### TASK
Extract each line containing the string "material".

### DATA PROVIDED
════════════════════

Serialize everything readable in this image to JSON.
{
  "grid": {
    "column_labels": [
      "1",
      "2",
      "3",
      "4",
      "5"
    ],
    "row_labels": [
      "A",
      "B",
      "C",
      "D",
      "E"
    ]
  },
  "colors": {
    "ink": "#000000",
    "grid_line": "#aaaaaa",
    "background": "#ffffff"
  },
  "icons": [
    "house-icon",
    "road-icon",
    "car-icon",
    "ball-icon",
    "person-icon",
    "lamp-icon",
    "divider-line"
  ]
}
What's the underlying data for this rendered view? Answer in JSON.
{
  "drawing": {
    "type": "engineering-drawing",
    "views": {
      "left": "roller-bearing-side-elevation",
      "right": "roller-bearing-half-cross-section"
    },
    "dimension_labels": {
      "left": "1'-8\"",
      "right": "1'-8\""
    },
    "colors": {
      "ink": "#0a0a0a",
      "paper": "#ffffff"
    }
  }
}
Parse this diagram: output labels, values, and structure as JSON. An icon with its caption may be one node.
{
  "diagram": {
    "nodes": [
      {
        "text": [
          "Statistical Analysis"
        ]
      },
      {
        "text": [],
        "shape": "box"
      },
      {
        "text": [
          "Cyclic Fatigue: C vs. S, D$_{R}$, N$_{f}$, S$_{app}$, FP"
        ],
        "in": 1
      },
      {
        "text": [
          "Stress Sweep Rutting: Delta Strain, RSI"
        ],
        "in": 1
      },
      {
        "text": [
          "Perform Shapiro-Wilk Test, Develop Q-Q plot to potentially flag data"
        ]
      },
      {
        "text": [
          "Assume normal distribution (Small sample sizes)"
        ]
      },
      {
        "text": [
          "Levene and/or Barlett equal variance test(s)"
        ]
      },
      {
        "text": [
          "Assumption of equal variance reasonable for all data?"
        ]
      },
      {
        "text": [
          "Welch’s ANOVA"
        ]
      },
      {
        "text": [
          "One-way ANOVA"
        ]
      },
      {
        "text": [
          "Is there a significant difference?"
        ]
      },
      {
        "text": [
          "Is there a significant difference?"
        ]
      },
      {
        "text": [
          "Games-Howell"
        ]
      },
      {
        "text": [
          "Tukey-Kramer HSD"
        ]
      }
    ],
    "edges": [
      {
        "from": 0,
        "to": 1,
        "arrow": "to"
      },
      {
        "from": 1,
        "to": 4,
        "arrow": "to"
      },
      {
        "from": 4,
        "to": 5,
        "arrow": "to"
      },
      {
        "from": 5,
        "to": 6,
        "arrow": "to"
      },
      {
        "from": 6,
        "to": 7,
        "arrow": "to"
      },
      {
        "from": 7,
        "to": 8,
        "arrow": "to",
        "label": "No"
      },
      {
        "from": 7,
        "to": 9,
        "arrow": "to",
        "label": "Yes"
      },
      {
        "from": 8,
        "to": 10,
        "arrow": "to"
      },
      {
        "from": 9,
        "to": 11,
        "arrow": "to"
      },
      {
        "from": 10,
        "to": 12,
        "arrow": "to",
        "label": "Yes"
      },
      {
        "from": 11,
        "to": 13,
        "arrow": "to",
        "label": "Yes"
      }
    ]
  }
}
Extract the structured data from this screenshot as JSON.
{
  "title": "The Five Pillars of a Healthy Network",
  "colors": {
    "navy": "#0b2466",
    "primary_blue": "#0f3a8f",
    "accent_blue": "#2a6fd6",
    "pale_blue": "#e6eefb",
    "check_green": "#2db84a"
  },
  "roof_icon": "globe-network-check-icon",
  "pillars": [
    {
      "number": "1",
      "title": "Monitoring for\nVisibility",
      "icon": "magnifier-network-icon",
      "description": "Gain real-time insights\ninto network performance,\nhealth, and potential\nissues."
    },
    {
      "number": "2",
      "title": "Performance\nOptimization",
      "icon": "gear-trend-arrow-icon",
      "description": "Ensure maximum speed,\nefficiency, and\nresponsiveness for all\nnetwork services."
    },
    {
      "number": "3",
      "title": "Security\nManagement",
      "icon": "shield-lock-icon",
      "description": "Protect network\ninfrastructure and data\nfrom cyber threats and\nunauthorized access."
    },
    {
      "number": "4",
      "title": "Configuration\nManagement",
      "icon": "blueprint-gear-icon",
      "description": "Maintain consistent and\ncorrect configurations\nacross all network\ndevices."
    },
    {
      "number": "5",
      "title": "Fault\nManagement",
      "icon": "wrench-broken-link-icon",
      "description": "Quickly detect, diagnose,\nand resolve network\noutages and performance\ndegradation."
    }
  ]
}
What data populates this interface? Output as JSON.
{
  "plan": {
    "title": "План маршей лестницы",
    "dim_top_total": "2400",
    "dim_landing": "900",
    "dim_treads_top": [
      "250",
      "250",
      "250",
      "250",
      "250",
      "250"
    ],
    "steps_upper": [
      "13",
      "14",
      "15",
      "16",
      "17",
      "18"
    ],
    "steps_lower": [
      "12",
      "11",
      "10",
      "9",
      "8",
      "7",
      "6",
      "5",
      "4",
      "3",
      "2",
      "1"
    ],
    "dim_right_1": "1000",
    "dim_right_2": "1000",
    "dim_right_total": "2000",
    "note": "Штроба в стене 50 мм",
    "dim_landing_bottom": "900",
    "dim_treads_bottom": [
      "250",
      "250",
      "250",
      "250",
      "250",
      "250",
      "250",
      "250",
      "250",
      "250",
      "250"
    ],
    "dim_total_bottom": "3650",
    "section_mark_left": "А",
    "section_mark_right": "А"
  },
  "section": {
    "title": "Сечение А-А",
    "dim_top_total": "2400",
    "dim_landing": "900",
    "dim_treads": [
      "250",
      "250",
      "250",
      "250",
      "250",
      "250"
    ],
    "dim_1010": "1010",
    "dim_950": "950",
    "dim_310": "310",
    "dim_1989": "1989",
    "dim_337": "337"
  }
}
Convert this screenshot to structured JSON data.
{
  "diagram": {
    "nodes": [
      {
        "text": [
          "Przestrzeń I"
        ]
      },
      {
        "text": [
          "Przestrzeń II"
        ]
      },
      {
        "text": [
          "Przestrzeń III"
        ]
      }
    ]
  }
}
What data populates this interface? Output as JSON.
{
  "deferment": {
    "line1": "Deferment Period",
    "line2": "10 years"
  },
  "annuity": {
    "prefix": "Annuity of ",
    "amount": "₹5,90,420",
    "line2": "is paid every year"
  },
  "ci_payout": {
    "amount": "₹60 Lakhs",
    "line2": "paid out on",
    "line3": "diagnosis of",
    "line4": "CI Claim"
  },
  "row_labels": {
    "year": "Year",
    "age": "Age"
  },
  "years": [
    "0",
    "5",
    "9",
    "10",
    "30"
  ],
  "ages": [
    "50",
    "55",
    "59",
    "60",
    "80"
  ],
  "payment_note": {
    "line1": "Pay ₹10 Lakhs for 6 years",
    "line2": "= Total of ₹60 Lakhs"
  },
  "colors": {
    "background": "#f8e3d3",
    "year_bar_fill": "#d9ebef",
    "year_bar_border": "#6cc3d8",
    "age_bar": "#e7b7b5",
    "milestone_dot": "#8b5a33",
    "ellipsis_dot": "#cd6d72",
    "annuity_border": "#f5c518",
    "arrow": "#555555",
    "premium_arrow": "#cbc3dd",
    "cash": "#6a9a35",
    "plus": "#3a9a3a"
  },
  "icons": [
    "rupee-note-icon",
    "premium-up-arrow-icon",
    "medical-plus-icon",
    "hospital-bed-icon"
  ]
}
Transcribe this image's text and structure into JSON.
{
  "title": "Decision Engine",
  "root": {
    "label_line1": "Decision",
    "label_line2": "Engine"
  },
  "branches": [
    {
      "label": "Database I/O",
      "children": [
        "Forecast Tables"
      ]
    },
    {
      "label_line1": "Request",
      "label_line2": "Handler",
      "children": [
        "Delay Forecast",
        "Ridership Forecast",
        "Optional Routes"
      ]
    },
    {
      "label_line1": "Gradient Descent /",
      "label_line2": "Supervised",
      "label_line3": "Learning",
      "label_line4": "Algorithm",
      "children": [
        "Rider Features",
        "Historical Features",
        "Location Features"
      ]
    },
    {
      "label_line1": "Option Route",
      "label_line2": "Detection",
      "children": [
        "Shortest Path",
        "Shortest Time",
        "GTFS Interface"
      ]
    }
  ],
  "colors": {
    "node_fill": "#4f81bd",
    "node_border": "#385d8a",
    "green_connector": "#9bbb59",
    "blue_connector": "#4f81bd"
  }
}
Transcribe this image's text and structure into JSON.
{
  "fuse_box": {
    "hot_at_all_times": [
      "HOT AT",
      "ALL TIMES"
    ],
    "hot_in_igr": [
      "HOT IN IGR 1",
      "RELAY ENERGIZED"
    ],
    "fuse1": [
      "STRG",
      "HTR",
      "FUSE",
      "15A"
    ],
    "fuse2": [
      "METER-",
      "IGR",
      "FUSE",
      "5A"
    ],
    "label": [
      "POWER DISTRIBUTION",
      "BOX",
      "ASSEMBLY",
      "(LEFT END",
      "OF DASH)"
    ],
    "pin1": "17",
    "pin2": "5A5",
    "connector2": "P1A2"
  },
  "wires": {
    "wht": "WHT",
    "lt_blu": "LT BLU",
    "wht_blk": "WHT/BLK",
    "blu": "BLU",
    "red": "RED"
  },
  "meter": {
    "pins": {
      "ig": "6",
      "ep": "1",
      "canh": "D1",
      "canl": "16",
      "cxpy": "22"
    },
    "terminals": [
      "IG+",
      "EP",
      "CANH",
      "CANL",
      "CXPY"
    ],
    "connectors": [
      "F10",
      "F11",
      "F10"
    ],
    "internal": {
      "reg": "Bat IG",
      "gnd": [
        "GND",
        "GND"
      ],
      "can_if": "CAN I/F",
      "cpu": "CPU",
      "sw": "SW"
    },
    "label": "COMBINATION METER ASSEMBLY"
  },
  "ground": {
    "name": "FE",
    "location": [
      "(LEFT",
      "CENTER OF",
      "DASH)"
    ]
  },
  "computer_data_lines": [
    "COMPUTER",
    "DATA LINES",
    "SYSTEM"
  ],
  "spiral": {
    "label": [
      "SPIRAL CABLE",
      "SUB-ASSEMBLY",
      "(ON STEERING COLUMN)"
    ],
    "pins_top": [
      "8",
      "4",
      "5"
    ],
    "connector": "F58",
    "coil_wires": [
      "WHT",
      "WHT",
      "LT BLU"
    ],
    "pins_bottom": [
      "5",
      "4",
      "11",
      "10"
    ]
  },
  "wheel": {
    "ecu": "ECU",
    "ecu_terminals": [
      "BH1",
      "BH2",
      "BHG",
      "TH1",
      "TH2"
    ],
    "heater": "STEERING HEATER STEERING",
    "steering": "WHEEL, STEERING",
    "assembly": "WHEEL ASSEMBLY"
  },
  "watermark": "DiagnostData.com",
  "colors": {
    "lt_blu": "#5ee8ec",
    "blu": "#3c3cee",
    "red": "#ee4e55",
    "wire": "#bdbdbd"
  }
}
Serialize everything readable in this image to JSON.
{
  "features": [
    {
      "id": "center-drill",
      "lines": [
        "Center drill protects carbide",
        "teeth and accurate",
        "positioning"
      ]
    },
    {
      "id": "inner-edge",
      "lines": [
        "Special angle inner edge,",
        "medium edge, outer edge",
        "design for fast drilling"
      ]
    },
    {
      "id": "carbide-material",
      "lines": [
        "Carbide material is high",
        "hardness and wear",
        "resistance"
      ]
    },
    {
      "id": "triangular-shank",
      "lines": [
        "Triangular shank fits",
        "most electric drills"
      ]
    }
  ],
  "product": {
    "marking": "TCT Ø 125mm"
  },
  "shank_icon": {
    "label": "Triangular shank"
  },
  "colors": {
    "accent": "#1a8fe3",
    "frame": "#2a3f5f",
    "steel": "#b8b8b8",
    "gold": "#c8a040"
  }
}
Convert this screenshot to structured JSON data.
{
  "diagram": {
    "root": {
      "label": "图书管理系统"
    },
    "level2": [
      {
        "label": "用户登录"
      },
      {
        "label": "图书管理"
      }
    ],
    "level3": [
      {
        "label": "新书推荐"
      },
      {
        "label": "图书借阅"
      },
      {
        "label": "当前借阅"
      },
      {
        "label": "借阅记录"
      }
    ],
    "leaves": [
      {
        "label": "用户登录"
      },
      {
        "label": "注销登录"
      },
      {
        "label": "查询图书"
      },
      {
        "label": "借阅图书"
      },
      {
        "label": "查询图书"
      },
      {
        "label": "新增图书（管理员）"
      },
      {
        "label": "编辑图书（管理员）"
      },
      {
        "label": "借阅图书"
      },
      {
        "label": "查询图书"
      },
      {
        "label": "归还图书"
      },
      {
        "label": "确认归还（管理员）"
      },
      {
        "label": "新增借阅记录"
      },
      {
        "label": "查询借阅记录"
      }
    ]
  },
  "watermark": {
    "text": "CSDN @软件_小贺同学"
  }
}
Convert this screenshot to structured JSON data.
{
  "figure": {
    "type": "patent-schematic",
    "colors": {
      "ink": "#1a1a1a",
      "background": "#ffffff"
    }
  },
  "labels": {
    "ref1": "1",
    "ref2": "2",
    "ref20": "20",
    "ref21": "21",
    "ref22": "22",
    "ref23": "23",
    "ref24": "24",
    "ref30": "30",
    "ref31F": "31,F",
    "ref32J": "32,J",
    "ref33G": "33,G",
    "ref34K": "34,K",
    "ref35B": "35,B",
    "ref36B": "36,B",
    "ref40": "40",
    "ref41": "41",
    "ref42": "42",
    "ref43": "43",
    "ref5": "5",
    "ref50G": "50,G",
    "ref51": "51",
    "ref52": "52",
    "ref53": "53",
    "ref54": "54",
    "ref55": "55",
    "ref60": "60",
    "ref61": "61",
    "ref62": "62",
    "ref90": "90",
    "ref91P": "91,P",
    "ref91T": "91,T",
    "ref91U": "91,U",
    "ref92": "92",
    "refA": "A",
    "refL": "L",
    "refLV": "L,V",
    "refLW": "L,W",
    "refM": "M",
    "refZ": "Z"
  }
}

════════════════════

### COMPLETED TASK
      "id": "carbide-material",
        "Carbide material is high",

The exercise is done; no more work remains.